● TESTO FORNITO:
+ + + + +
Perciò se anche dovesse mutare in peggio, non ci dovremmo preoccupare? Se abbiamo già un vaccino è molto più facile adattarlo come succede per l’influenza, anche se purtroppo per ora non sappiamo come andranno le cose, non sappiamo se ci sarà una stagionalità o se finirà bruscamente come è successo con la Sars.

Il Professor Arnaldo Caruso dice che sta il virus sta “perdendo forza” Non ci sono evidenze scientifiche, quello che può essere successo certamente è che come molti dicono c’è un’attenuazione, ma non è detto che sia il virus ad essersi attenuato. Intanto purtroppo sono morti quelli più fragili, verosimilmente ci sono meno vecchi con più patologie; c’è stato il lockdown, c’è meno ressa negli ospedali e quindi ci si può occupare direttamente dei malati, il sistema di ossigenazione è più disponibile, c’è maggiore attenzione a quello che si deve fare. Una serie di miglioramenti avvenuti per la capacità di curare meglio non esagerando nella somministrazione di farmaci, ma occupandosi più dell’ossigenazione.

Un miglioramento sanitario, dunque. Ma il Professor Caruso dice aver isolato una variante di virus Sars-CoV-2 che “messa a contatto in vitro con cellule buone da aggredire, non riusciva nemmeno a ucciderle tutte”. Anzi, anche solo “per cominciare ad attaccarle necessitava di almeno 6 giorni” Bisogna che venga confermato, non ho visto pubblicazioni. Può darsi che abbia ragione lui, però il virus non è cambiato secondo quello che sappiamo da tutti i dati disponibili.
+ + + + +
● MATERIALE FORNITO:
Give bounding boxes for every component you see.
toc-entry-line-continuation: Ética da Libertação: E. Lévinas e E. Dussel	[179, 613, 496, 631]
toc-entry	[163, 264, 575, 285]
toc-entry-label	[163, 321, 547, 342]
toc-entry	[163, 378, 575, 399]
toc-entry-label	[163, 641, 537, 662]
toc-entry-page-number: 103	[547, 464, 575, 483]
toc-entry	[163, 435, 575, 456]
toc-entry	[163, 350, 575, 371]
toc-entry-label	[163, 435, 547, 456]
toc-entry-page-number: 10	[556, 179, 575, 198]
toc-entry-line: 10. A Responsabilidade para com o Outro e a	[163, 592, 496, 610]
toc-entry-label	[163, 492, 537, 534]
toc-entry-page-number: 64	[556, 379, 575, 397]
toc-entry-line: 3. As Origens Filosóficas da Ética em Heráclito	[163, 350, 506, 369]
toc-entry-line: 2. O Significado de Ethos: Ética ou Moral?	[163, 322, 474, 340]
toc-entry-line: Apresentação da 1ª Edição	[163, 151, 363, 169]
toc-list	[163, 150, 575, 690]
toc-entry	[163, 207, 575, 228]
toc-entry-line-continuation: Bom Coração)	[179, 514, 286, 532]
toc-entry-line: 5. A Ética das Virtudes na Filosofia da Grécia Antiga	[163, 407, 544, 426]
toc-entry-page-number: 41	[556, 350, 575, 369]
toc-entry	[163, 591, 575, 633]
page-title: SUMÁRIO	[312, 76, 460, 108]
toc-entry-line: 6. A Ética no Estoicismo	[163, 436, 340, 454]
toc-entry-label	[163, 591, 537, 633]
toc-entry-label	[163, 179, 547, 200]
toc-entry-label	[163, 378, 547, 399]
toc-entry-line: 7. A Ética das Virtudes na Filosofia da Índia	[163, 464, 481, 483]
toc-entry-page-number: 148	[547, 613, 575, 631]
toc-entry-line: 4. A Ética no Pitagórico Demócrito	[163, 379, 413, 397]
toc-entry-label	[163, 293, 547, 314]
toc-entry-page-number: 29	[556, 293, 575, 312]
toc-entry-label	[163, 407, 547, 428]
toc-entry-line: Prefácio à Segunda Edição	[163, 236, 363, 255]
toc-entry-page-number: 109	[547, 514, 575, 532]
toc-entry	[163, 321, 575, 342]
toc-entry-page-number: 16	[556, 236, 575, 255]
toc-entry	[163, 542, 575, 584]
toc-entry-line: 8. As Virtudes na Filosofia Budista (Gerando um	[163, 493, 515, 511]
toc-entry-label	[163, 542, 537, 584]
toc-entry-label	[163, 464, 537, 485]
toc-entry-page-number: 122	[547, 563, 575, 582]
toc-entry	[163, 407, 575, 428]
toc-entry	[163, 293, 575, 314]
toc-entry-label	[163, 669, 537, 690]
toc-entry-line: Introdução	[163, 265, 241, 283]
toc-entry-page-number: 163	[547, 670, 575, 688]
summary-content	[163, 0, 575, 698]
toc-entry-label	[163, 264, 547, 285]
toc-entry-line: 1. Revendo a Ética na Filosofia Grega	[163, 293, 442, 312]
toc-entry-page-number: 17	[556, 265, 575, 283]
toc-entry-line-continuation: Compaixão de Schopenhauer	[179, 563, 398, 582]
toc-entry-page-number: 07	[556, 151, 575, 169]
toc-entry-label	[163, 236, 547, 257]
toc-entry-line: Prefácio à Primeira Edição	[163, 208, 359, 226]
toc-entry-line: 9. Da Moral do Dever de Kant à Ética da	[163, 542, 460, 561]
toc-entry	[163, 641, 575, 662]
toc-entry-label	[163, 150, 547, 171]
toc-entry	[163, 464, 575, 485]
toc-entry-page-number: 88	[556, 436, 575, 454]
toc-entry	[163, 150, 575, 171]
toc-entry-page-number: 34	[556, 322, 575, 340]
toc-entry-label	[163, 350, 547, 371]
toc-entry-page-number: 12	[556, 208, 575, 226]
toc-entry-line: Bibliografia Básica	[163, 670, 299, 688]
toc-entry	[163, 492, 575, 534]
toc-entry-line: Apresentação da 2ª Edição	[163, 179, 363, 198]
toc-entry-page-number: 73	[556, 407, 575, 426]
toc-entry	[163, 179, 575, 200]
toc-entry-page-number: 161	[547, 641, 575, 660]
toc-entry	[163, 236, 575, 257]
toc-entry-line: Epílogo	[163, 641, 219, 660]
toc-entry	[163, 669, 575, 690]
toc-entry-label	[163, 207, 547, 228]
+ + + + +
● COSA PRODURRE: Elenca tutte le espressioni che il testo sul Sars-CoV-2 riporta tra virgolette. Il materiale è separato dal testo e non ne fa parte.

● RISULTATO DEL COMPITO:
- "perdendo forza"
- "messa a contatto in vitro con cellule buone da aggredire, non riusciva nemmeno a ucciderle tutte"
- "per cominciare ad attaccarle necessitava di almeno 6 giorni"